(Dataset entries)
-----

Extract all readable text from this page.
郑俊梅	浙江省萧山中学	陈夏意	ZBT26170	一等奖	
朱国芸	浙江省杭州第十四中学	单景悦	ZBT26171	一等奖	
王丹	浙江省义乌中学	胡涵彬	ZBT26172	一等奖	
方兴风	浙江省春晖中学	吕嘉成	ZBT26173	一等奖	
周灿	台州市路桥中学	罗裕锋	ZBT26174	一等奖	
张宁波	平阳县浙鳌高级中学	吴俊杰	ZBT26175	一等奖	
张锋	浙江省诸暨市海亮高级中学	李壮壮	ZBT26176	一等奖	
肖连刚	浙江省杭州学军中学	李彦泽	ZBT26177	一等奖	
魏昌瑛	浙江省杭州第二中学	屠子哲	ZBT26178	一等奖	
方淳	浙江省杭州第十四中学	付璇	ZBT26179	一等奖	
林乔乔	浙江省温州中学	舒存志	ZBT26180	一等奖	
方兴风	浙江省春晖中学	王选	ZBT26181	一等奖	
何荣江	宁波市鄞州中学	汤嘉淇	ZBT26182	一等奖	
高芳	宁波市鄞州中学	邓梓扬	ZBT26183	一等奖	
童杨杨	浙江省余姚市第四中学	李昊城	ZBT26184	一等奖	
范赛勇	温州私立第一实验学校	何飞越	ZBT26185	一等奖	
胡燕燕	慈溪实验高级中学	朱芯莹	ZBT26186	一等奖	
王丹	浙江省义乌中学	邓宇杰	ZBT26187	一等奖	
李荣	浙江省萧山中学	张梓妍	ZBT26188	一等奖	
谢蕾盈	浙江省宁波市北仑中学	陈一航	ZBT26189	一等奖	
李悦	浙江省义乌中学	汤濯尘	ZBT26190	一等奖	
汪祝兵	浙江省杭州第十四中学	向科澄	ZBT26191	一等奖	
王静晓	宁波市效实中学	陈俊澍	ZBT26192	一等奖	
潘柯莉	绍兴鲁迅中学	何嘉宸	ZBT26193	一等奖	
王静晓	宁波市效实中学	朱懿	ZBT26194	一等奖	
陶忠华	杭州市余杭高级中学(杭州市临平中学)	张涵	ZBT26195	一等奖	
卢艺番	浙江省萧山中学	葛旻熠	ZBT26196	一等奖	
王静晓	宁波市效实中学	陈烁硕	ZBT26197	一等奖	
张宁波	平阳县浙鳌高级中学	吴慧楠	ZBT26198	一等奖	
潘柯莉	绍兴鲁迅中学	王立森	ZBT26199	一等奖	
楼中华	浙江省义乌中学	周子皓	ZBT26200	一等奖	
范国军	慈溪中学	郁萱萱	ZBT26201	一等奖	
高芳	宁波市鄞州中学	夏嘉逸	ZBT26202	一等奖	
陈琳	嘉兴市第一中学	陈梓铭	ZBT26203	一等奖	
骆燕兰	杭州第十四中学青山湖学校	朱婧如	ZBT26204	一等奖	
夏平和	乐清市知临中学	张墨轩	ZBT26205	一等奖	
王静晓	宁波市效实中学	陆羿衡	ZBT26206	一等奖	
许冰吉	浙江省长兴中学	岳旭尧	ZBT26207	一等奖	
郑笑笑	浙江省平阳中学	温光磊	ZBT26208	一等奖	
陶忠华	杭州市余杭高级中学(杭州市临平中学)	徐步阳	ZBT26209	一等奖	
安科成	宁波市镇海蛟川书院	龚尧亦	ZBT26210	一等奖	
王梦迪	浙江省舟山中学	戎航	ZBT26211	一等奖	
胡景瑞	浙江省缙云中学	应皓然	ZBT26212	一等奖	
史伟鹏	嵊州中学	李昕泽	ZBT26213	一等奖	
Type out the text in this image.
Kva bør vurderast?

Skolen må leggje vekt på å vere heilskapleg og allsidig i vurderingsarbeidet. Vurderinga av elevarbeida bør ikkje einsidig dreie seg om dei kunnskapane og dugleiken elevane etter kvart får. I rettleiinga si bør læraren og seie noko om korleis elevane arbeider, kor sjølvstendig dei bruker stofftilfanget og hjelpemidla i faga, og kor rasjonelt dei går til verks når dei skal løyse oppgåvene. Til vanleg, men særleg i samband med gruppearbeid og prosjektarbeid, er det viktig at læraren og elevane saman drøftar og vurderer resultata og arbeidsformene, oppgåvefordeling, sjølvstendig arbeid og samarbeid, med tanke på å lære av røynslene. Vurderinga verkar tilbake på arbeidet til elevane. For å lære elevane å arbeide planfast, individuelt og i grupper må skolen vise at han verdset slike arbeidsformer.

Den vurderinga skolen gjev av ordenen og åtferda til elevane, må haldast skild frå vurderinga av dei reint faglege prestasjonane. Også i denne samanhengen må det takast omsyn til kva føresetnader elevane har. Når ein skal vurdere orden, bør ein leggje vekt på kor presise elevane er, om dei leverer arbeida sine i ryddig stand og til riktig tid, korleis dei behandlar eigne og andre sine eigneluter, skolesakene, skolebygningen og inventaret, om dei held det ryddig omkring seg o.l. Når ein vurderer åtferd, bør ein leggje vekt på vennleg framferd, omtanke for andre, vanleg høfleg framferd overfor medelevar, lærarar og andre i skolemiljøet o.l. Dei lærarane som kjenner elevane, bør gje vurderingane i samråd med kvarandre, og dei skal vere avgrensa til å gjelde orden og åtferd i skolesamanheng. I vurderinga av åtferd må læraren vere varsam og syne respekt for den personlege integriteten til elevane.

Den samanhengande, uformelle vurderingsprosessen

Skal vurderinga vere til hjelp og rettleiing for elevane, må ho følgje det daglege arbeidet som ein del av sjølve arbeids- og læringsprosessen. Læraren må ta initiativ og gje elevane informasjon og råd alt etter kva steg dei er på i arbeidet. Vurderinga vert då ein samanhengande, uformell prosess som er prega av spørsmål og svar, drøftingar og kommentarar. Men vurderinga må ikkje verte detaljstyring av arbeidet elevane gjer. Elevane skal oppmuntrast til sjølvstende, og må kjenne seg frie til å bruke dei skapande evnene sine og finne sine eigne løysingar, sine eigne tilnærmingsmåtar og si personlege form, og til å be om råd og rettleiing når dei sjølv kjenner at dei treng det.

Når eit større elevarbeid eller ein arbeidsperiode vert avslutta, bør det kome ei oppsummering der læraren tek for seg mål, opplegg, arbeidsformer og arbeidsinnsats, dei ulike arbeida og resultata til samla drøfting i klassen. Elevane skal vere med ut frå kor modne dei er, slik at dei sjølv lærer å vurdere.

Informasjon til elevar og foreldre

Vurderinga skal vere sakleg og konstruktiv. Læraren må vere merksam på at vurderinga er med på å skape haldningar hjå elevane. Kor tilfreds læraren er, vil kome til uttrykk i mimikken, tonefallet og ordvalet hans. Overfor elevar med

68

-----

- [TASK DETAILS]:
Work through the data and report how many of its lines hold the word "浙江省春晖中学", giving only the figure.

- [RESPONSE TO THE TASK]:
2